_Instruction_
Retype exactly the stretch of lines that begins at the line containing "Output the text content of this document." and ends at the last line of the data, with no other lines.

_Records shown_
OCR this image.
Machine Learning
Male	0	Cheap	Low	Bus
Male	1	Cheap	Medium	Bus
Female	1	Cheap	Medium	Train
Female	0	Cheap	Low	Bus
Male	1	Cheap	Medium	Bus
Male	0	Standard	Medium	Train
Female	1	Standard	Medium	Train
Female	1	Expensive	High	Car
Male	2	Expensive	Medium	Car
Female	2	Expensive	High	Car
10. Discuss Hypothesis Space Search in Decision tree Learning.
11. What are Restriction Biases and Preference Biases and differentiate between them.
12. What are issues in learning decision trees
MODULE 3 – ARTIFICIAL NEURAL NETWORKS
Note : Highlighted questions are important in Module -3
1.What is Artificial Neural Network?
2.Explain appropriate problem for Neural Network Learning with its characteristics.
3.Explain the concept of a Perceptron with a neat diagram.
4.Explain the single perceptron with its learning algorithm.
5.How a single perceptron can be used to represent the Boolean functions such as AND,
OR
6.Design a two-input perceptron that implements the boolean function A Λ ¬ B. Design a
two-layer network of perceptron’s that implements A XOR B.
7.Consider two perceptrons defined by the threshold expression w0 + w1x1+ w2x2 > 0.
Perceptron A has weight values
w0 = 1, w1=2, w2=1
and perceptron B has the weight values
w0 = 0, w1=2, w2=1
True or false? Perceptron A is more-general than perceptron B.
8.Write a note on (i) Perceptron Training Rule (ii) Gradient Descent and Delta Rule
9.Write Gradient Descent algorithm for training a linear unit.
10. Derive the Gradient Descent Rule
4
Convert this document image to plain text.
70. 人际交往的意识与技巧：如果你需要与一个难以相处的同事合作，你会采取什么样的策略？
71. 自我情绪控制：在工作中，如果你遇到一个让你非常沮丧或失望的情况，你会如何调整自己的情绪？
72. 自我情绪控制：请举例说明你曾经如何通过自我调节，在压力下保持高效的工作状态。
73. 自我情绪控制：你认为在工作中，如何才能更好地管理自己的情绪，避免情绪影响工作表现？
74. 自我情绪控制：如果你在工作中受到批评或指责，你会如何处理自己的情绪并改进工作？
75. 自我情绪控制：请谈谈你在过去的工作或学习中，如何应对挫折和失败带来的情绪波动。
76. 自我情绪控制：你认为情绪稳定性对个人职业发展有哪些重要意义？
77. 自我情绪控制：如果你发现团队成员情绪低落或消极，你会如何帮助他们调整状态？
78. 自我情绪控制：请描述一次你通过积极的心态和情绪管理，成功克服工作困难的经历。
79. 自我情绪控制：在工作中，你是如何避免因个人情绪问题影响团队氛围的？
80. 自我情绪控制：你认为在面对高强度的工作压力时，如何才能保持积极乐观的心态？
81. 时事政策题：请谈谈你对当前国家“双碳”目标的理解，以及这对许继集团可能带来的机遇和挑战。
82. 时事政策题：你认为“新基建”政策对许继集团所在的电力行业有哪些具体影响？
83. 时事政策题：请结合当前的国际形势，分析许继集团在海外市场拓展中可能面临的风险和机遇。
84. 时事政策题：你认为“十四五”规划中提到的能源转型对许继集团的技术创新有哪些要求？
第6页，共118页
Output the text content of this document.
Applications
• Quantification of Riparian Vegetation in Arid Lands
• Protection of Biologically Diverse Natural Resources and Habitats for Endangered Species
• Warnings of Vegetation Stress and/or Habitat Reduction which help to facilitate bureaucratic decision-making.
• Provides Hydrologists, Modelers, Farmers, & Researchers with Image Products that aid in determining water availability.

_Response to the exercise_
Output the text content of this document.
Applications
• Quantification of Riparian Vegetation in Arid Lands
• Protection of Biologically Diverse Natural Resources and Habitats for Endangered Species
• Warnings of Vegetation Stress and/or Habitat Reduction which help to facilitate bureaucratic decision-making.
• Provides Hydrologists, Modelers, Farmers, & Researchers with Image Products that aid in determining water availability.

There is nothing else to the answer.